### [Instructions for the task]
Write the records below out again exactly as given, with no images.

╭─ Provided records

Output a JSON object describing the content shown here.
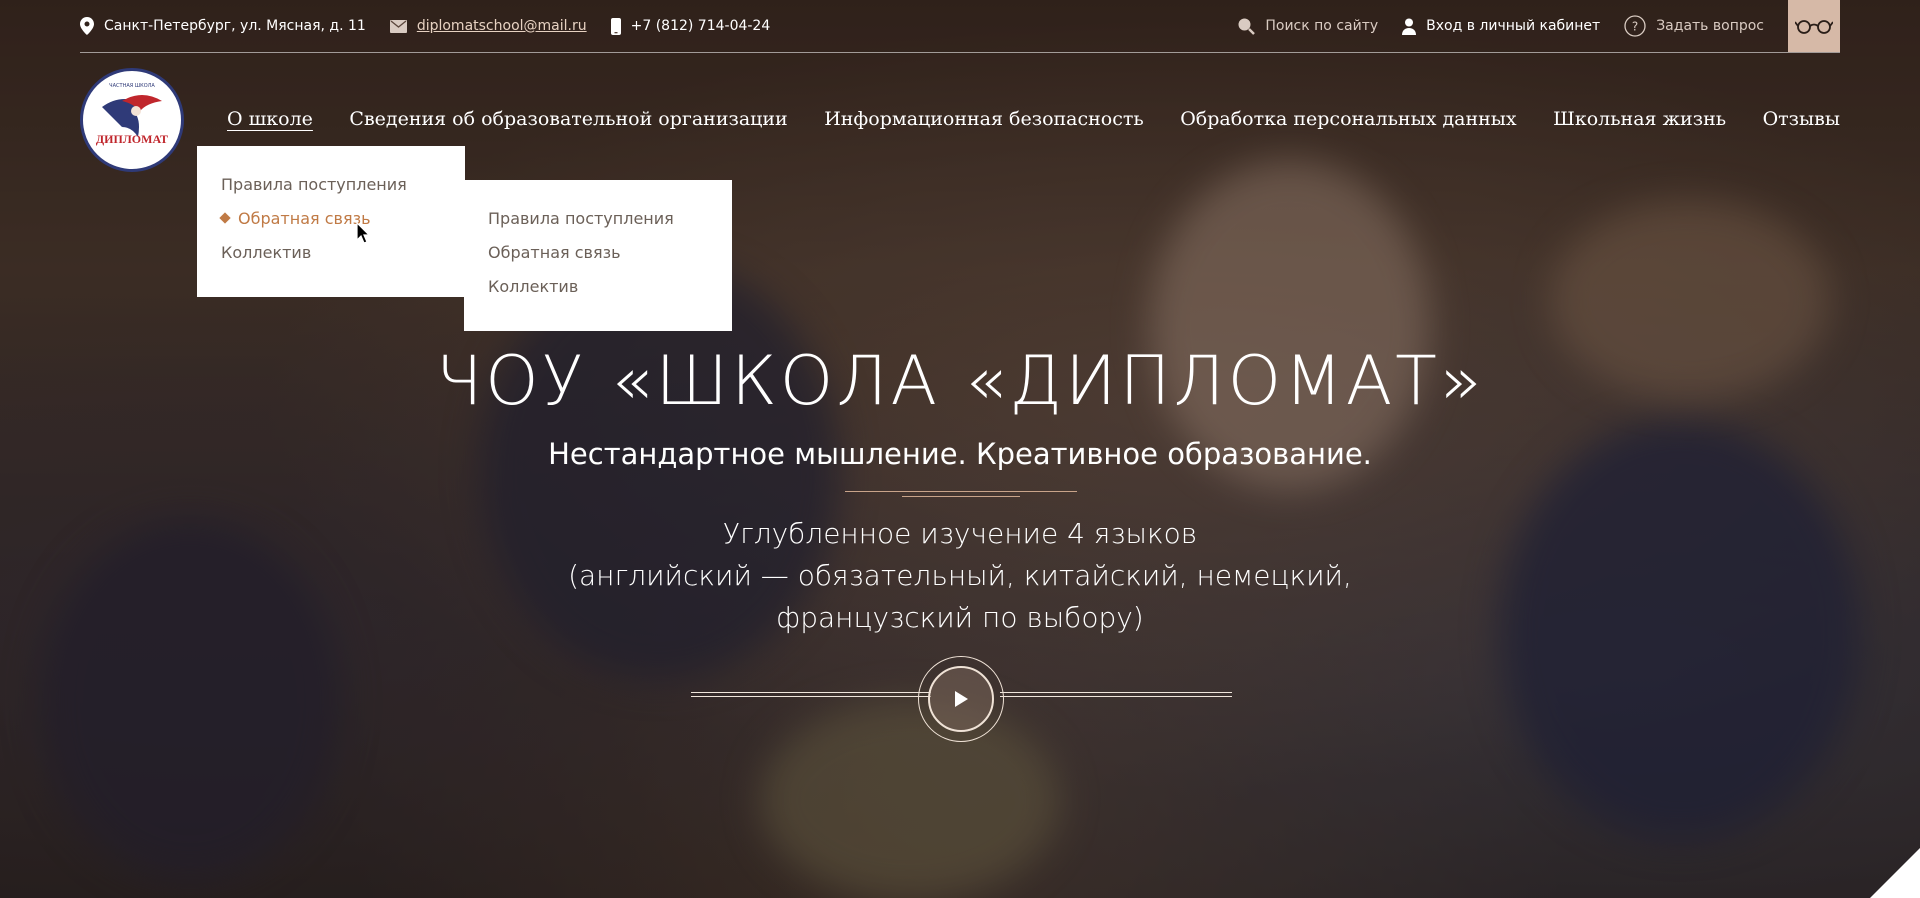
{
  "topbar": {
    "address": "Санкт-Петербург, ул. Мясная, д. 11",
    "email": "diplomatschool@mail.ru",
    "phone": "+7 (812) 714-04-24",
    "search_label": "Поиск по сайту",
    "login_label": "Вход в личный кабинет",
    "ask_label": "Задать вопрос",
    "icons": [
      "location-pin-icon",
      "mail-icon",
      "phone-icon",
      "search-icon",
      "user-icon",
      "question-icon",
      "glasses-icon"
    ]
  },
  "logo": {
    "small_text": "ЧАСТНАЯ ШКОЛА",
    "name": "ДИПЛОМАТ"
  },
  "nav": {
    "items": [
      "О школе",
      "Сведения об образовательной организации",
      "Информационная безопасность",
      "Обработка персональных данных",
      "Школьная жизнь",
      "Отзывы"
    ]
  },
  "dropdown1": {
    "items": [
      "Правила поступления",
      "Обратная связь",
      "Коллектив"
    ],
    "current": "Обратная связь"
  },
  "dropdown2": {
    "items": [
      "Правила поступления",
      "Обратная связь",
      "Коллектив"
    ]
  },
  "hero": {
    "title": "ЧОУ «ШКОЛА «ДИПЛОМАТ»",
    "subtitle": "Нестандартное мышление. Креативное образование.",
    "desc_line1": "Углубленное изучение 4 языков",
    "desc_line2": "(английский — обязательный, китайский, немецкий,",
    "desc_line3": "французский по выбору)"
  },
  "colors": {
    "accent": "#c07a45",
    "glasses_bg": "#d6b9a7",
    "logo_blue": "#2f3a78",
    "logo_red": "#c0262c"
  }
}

╰─

### [Reply to the exercise]
Output a JSON object describing the content shown here.
{
  "topbar": {
    "address": "Санкт-Петербург, ул. Мясная, д. 11",
    "email": "diplomatschool@mail.ru",
    "phone": "+7 (812) 714-04-24",
    "search_label": "Поиск по сайту",
    "login_label": "Вход в личный кабинет",
    "ask_label": "Задать вопрос",
    "icons": [
      "location-pin-icon",
      "mail-icon",
      "phone-icon",
      "search-icon",
      "user-icon",
      "question-icon",
      "glasses-icon"
    ]
  },
  "logo": {
    "small_text": "ЧАСТНАЯ ШКОЛА",
    "name": "ДИПЛОМАТ"
  },
  "nav": {
    "items": [
      "О школе",
      "Сведения об образовательной организации",
      "Информационная безопасность",
      "Обработка персональных данных",
      "Школьная жизнь",
      "Отзывы"
    ]
  },
  "dropdown1": {
    "items": [
      "Правила поступления",
      "Обратная связь",
      "Коллектив"
    ],
    "current": "Обратная связь"
  },
  "dropdown2": {
    "items": [
      "Правила поступления",
      "Обратная связь",
      "Коллектив"
    ]
  },
  "hero": {
    "title": "ЧОУ «ШКОЛА «ДИПЛОМАТ»",
    "subtitle": "Нестандартное мышление. Креативное образование.",
    "desc_line1": "Углубленное изучение 4 языков",
    "desc_line2": "(английский — обязательный, китайский, немецкий,",
    "desc_line3": "французский по выбору)"
  },
  "colors": {
    "accent": "#c07a45",
    "glasses_bg": "#d6b9a7",
    "logo_blue": "#2f3a78",
    "logo_red": "#c0262c"
  }
}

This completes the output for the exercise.